[Data entries for graphics]
"""

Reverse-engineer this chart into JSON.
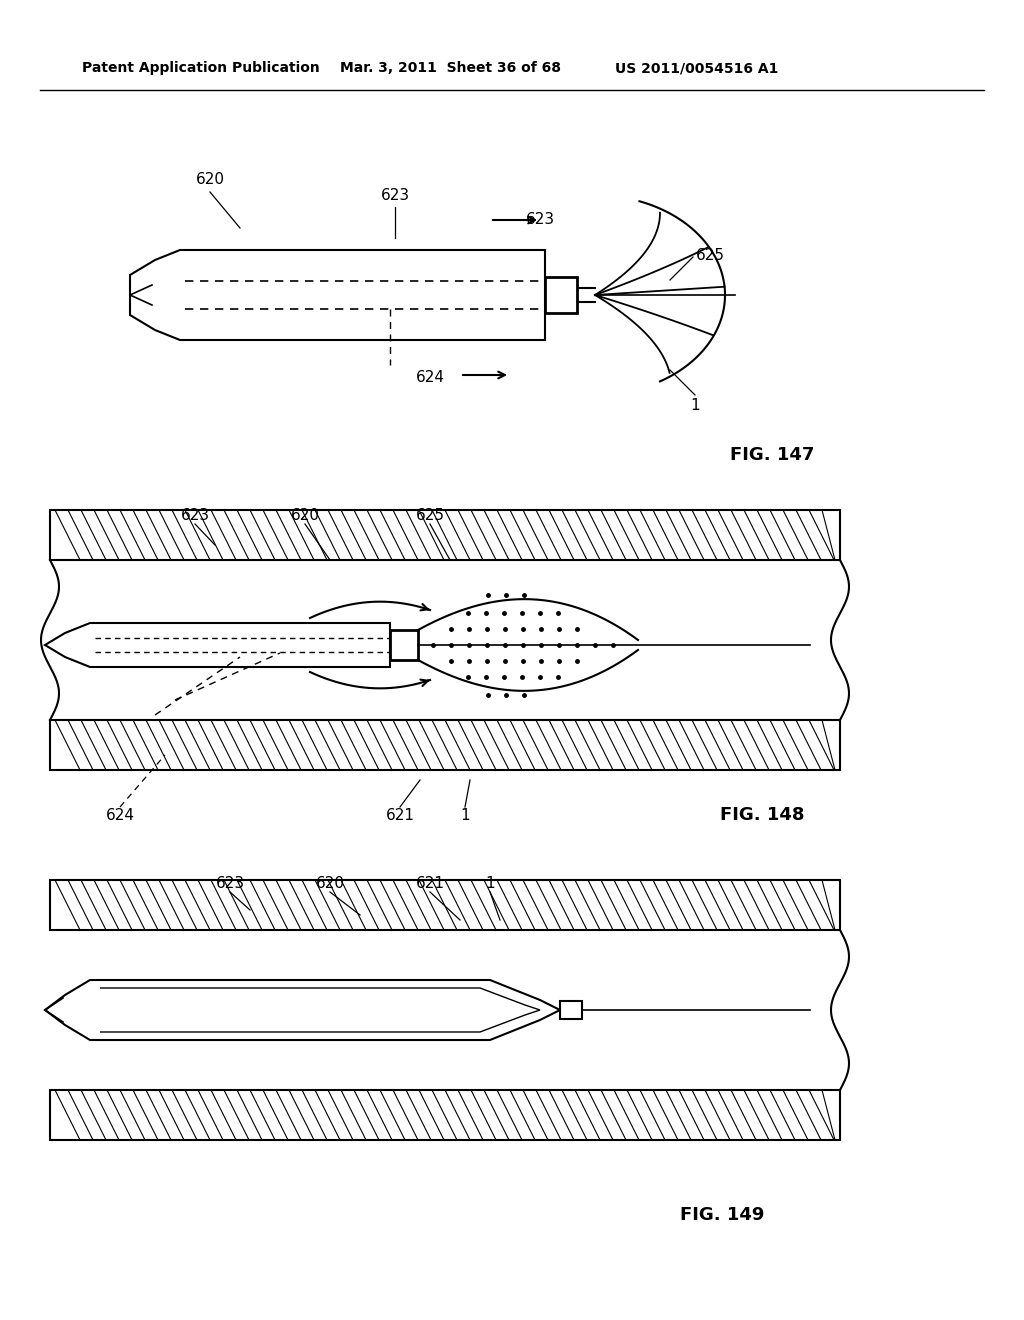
{
  "bg_color": "#ffffff",
  "header_left": "Patent Application Publication",
  "header_mid": "Mar. 3, 2011  Sheet 36 of 68",
  "header_right": "US 2011/0054516 A1",
  "fig147_label": "FIG. 147",
  "fig148_label": "FIG. 148",
  "fig149_label": "FIG. 149",
  "line_color": "#000000",
  "text_color": "#000000"
}
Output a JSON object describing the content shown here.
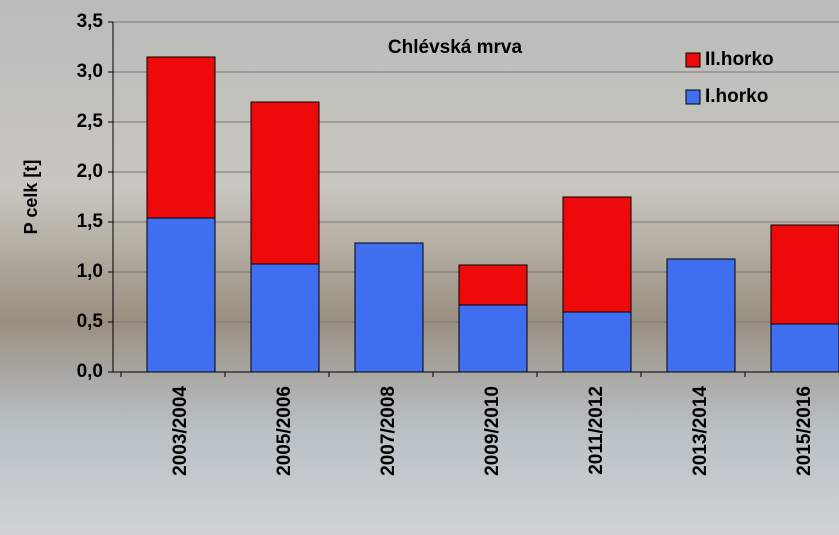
{
  "chart_data": {
    "type": "stacked_bar",
    "title": "Chlévská mrva",
    "y_label": "P celk  [t]",
    "categories": [
      "2003/2004",
      "2005/2006",
      "2007/2008",
      "2009/2010",
      "2011/2012",
      "2013/2014",
      "2015/2016"
    ],
    "series": [
      {
        "name": "I.horko",
        "color": "#3f6fef",
        "values": [
          1.54,
          1.08,
          1.29,
          0.67,
          0.6,
          1.13,
          0.48
        ]
      },
      {
        "name": "II.horko",
        "color": "#ee0a0a",
        "values": [
          1.61,
          1.62,
          null,
          0.4,
          1.15,
          null,
          0.99
        ]
      }
    ],
    "ylim": [
      0,
      3.5
    ],
    "yticks": [
      {
        "value": 0,
        "label": "0,0"
      },
      {
        "value": 0.5,
        "label": "0,5"
      },
      {
        "value": 1,
        "label": "1,0"
      },
      {
        "value": 1.5,
        "label": "1,5"
      },
      {
        "value": 2,
        "label": "2,0"
      },
      {
        "value": 2.5,
        "label": "2,5"
      },
      {
        "value": 3,
        "label": "3,0"
      },
      {
        "value": 3.5,
        "label": "3,5"
      }
    ],
    "grid": true,
    "legend": "top-right"
  }
}
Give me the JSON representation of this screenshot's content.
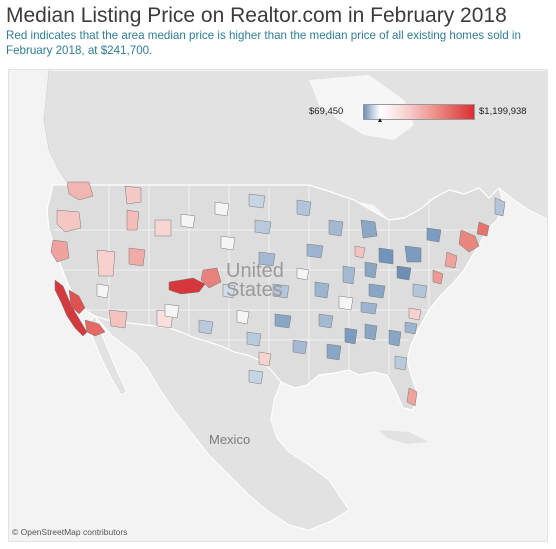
{
  "header": {
    "title": "Median Listing Price on Realtor.com in February 2018",
    "subtitle": "Red indicates that the area median price is higher than the  median price of all existing homes sold in February 2018, at $241,700."
  },
  "map": {
    "labels": {
      "us_line1": "United",
      "us_line2": "States",
      "mexico": "Mexico"
    },
    "attribution": "© OpenStreetMap contributors",
    "colors": {
      "background": "#f1f1f1",
      "land": "#e1e1e1",
      "water": "#f6f6f6",
      "border": "#ffffff",
      "low": "#6e8fb3",
      "mid": "#ffffff",
      "high": "#d92f34"
    }
  },
  "legend": {
    "min_label": "$69,450",
    "max_label": "$1,199,938",
    "reference_value": 241700,
    "min_value": 69450,
    "max_value": 1199938
  }
}
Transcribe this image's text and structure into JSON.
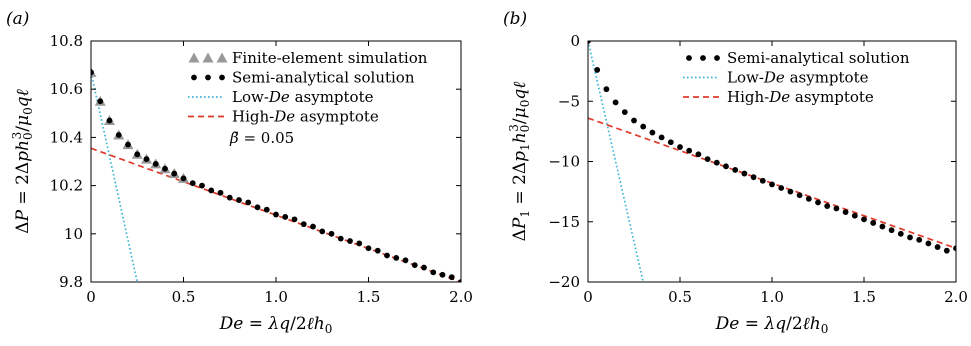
{
  "chart_data": [
    {
      "panel": "(a)",
      "type": "scatter",
      "xlabel": "De = λq/2ℓh0",
      "ylabel": "ΔP = 2Δph0^3/μ0qℓ",
      "xlim": [
        0,
        2.0
      ],
      "ylim": [
        9.8,
        10.8
      ],
      "xticks": [
        "0",
        "0.5",
        "1.0",
        "1.5",
        "2.0"
      ],
      "yticks": [
        "9.8",
        "10",
        "10.2",
        "10.4",
        "10.6",
        "10.8"
      ],
      "annotation": "β̃ = 0.05",
      "legend_position": "top-right",
      "series": [
        {
          "name": "Finite-element simulation",
          "kind": "triangle",
          "color": "#999999",
          "x": [
            0,
            0.05,
            0.1,
            0.15,
            0.2,
            0.25,
            0.3,
            0.35,
            0.4,
            0.45,
            0.5
          ],
          "y": [
            10.67,
            10.55,
            10.47,
            10.41,
            10.37,
            10.33,
            10.31,
            10.29,
            10.27,
            10.25,
            10.23
          ]
        },
        {
          "name": "Semi-analytical solution",
          "kind": "dot",
          "color": "#000000",
          "x": [
            0,
            0.05,
            0.1,
            0.15,
            0.2,
            0.25,
            0.3,
            0.35,
            0.4,
            0.45,
            0.5,
            0.55,
            0.6,
            0.65,
            0.7,
            0.75,
            0.8,
            0.85,
            0.9,
            0.95,
            1.0,
            1.05,
            1.1,
            1.15,
            1.2,
            1.25,
            1.3,
            1.35,
            1.4,
            1.45,
            1.5,
            1.55,
            1.6,
            1.65,
            1.7,
            1.75,
            1.8,
            1.85,
            1.9,
            1.95,
            2.0
          ],
          "y": [
            10.67,
            10.55,
            10.47,
            10.41,
            10.37,
            10.33,
            10.31,
            10.29,
            10.27,
            10.25,
            10.23,
            10.21,
            10.2,
            10.18,
            10.17,
            10.15,
            10.14,
            10.13,
            10.11,
            10.1,
            10.08,
            10.07,
            10.06,
            10.04,
            10.03,
            10.01,
            10.0,
            9.98,
            9.97,
            9.96,
            9.94,
            9.93,
            9.91,
            9.9,
            9.89,
            9.87,
            9.86,
            9.84,
            9.83,
            9.82,
            9.8
          ]
        },
        {
          "name": "Low-De asymptote",
          "kind": "dotted-line",
          "color": "#3ab4d8",
          "x": [
            0,
            0.25
          ],
          "y": [
            10.67,
            9.8
          ]
        },
        {
          "name": "High-De asymptote",
          "kind": "dashed-line",
          "color": "#e03a2a",
          "x": [
            0,
            2.0
          ],
          "y": [
            10.355,
            9.8
          ]
        }
      ]
    },
    {
      "panel": "(b)",
      "type": "scatter",
      "xlabel": "De = λq/2ℓh0",
      "ylabel": "ΔP1 = 2Δp1h0^3/μ0qℓ",
      "xlim": [
        0,
        2.0
      ],
      "ylim": [
        -20,
        0
      ],
      "xticks": [
        "0",
        "0.5",
        "1.0",
        "1.5",
        "2.0"
      ],
      "yticks": [
        "−20",
        "−15",
        "−10",
        "−5",
        "0"
      ],
      "legend_position": "top-right",
      "series": [
        {
          "name": "Semi-analytical solution",
          "kind": "dot",
          "color": "#000000",
          "x": [
            0,
            0.05,
            0.1,
            0.15,
            0.2,
            0.25,
            0.3,
            0.35,
            0.4,
            0.45,
            0.5,
            0.55,
            0.6,
            0.65,
            0.7,
            0.75,
            0.8,
            0.85,
            0.9,
            0.95,
            1.0,
            1.05,
            1.1,
            1.15,
            1.2,
            1.25,
            1.3,
            1.35,
            1.4,
            1.45,
            1.5,
            1.55,
            1.6,
            1.65,
            1.7,
            1.75,
            1.8,
            1.85,
            1.9,
            1.95,
            2.0
          ],
          "y": [
            0,
            -2.4,
            -4.0,
            -5.1,
            -5.9,
            -6.6,
            -7.1,
            -7.6,
            -8.0,
            -8.4,
            -8.8,
            -9.1,
            -9.4,
            -9.8,
            -10.1,
            -10.4,
            -10.7,
            -11.0,
            -11.3,
            -11.6,
            -11.9,
            -12.2,
            -12.5,
            -12.8,
            -13.1,
            -13.4,
            -13.7,
            -13.9,
            -14.2,
            -14.5,
            -14.8,
            -15.1,
            -15.4,
            -15.7,
            -16.0,
            -16.3,
            -16.5,
            -16.8,
            -17.1,
            -17.4,
            -17.2
          ]
        },
        {
          "name": "Low-De asymptote",
          "kind": "dotted-line",
          "color": "#3ab4d8",
          "x": [
            0,
            0.3
          ],
          "y": [
            0,
            -20
          ]
        },
        {
          "name": "High-De asymptote",
          "kind": "dashed-line",
          "color": "#e03a2a",
          "x": [
            0,
            2.0
          ],
          "y": [
            -6.4,
            -17.2
          ]
        }
      ]
    }
  ]
}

"""

**EXERCISE BRIEF**
Repeat the data in full and exactly. Omit pictures.

**COMPLETE OUTPUT**
Reverse-engineer this chart into JSON.
{
  "bg_color": "#ffffff",
  "header_left": "Patent Application Publication",
  "header_mid": "Mar. 3, 2011  Sheet 36 of 68",
  "header_right": "US 2011/0054516 A1",
  "fig147_label": "FIG. 147",
  "fig148_label": "FIG. 148",
  "fig149_label": "FIG. 149",
  "line_color": "#000000",
  "text_color": "#000000"
}
Output a JSON object describing the content shown here.
{
  "chart_data": {
    "type": "stacked_bar",
    "title": "Chlévská mrva",
    "y_label": "P celk  [t]",
    "categories": [
      "2003/2004",
      "2005/2006",
      "2007/2008",
      "2009/2010",
      "2011/2012",
      "2013/2014",
      "2015/2016"
    ],
    "series": [
      {
        "name": "I.horko",
        "color": "#3f6fef",
        "values": [
          1.54,
          1.08,
          1.29,
          0.67,
          0.6,
          1.13,
          0.48
        ]
      },
      {
        "name": "II.horko",
        "color": "#ee0a0a",
        "values": [
          1.61,
          1.62,
          null,
          0.4,
          1.15,
          null,
          0.99
        ]
      }
    ],
    "ylim": [
      0,
      3.5
    ],
    "yticks": [
      {
        "value": 0,
        "label": "0,0"
      },
      {
        "value": 0.5,
        "label": "0,5"
      },
      {
        "value": 1,
        "label": "1,0"
      },
      {
        "value": 1.5,
        "label": "1,5"
      },
      {
        "value": 2,
        "label": "2,0"
      },
      {
        "value": 2.5,
        "label": "2,5"
      },
      {
        "value": 3,
        "label": "3,0"
      },
      {
        "value": 3.5,
        "label": "3,5"
      }
    ],
    "grid": true,
    "legend": "top-right"
  }
}
Give me the JSON representation of this screenshot's content.
{
  "header": {
    "title": "Median Listing Price on Realtor.com in February 2018",
    "subtitle": "Red indicates that the area median price is higher than the  median price of all existing homes sold in February 2018, at $241,700."
  },
  "map": {
    "labels": {
      "us_line1": "United",
      "us_line2": "States",
      "mexico": "Mexico"
    },
    "attribution": "© OpenStreetMap contributors",
    "colors": {
      "background": "#f1f1f1",
      "land": "#e1e1e1",
      "water": "#f6f6f6",
      "border": "#ffffff",
      "low": "#6e8fb3",
      "mid": "#ffffff",
      "high": "#d92f34"
    }
  },
  "legend": {
    "min_label": "$69,450",
    "max_label": "$1,199,938",
    "reference_value": 241700,
    "min_value": 69450,
    "max_value": 1199938
  }
}
Transcribe this image's text and structure into JSON.
{
  "chart_data": [
    {
      "panel": "(a)",
      "type": "scatter",
      "xlabel": "De = λq/2ℓh0",
      "ylabel": "ΔP = 2Δph0^3/μ0qℓ",
      "xlim": [
        0,
        2.0
      ],
      "ylim": [
        9.8,
        10.8
      ],
      "xticks": [
        "0",
        "0.5",
        "1.0",
        "1.5",
        "2.0"
      ],
      "yticks": [
        "9.8",
        "10",
        "10.2",
        "10.4",
        "10.6",
        "10.8"
      ],
      "annotation": "β̃ = 0.05",
      "legend_position": "top-right",
      "series": [
        {
          "name": "Finite-element simulation",
          "kind": "triangle",
          "color": "#999999",
          "x": [
            0,
            0.05,
            0.1,
            0.15,
            0.2,
            0.25,
            0.3,
            0.35,
            0.4,
            0.45,
            0.5
          ],
          "y": [
            10.67,
            10.55,
            10.47,
            10.41,
            10.37,
            10.33,
            10.31,
            10.29,
            10.27,
            10.25,
            10.23
          ]
        },
        {
          "name": "Semi-analytical solution",
          "kind": "dot",
          "color": "#000000",
          "x": [
            0,
            0.05,
            0.1,
            0.15,
            0.2,
            0.25,
            0.3,
            0.35,
            0.4,
            0.45,
            0.5,
            0.55,
            0.6,
            0.65,
            0.7,
            0.75,
            0.8,
            0.85,
            0.9,
            0.95,
            1.0,
            1.05,
            1.1,
            1.15,
            1.2,
            1.25,
            1.3,
            1.35,
            1.4,
            1.45,
            1.5,
            1.55,
            1.6,
            1.65,
            1.7,
            1.75,
            1.8,
            1.85,
            1.9,
            1.95,
            2.0
          ],
          "y": [
            10.67,
            10.55,
            10.47,
            10.41,
            10.37,
            10.33,
            10.31,
            10.29,
            10.27,
            10.25,
            10.23,
            10.21,
            10.2,
            10.18,
            10.17,
            10.15,
            10.14,
            10.13,
            10.11,
            10.1,
            10.08,
            10.07,
            10.06,
            10.04,
            10.03,
            10.01,
            10.0,
            9.98,
            9.97,
            9.96,
            9.94,
            9.93,
            9.91,
            9.9,
            9.89,
            9.87,
            9.86,
            9.84,
            9.83,
            9.82,
            9.8
          ]
        },
        {
          "name": "Low-De asymptote",
          "kind": "dotted-line",
          "color": "#3ab4d8",
          "x": [
            0,
            0.25
          ],
          "y": [
            10.67,
            9.8
          ]
        },
        {
          "name": "High-De asymptote",
          "kind": "dashed-line",
          "color": "#e03a2a",
          "x": [
            0,
            2.0
          ],
          "y": [
            10.355,
            9.8
          ]
        }
      ]
    },
    {
      "panel": "(b)",
      "type": "scatter",
      "xlabel": "De = λq/2ℓh0",
      "ylabel": "ΔP1 = 2Δp1h0^3/μ0qℓ",
      "xlim": [
        0,
        2.0
      ],
      "ylim": [
        -20,
        0
      ],
      "xticks": [
        "0",
        "0.5",
        "1.0",
        "1.5",
        "2.0"
      ],
      "yticks": [
        "−20",
        "−15",
        "−10",
        "−5",
        "0"
      ],
      "legend_position": "top-right",
      "series": [
        {
          "name": "Semi-analytical solution",
          "kind": "dot",
          "color": "#000000",
          "x": [
            0,
            0.05,
            0.1,
            0.15,
            0.2,
            0.25,
            0.3,
            0.35,
            0.4,
            0.45,
            0.5,
            0.55,
            0.6,
            0.65,
            0.7,
            0.75,
            0.8,
            0.85,
            0.9,
            0.95,
            1.0,
            1.05,
            1.1,
            1.15,
            1.2,
            1.25,
            1.3,
            1.35,
            1.4,
            1.45,
            1.5,
            1.55,
            1.6,
            1.65,
            1.7,
            1.75,
            1.8,
            1.85,
            1.9,
            1.95,
            2.0
          ],
          "y": [
            0,
            -2.4,
            -4.0,
            -5.1,
            -5.9,
            -6.6,
            -7.1,
            -7.6,
            -8.0,
            -8.4,
            -8.8,
            -9.1,
            -9.4,
            -9.8,
            -10.1,
            -10.4,
            -10.7,
            -11.0,
            -11.3,
            -11.6,
            -11.9,
            -12.2,
            -12.5,
            -12.8,
            -13.1,
            -13.4,
            -13.7,
            -13.9,
            -14.2,
            -14.5,
            -14.8,
            -15.1,
            -15.4,
            -15.7,
            -16.0,
            -16.3,
            -16.5,
            -16.8,
            -17.1,
            -17.4,
            -17.2
          ]
        },
        {
          "name": "Low-De asymptote",
          "kind": "dotted-line",
          "color": "#3ab4d8",
          "x": [
            0,
            0.3
          ],
          "y": [
            0,
            -20
          ]
        },
        {
          "name": "High-De asymptote",
          "kind": "dashed-line",
          "color": "#e03a2a",
          "x": [
            0,
            2.0
          ],
          "y": [
            -6.4,
            -17.2
          ]
        }
      ]
    }
  ]
}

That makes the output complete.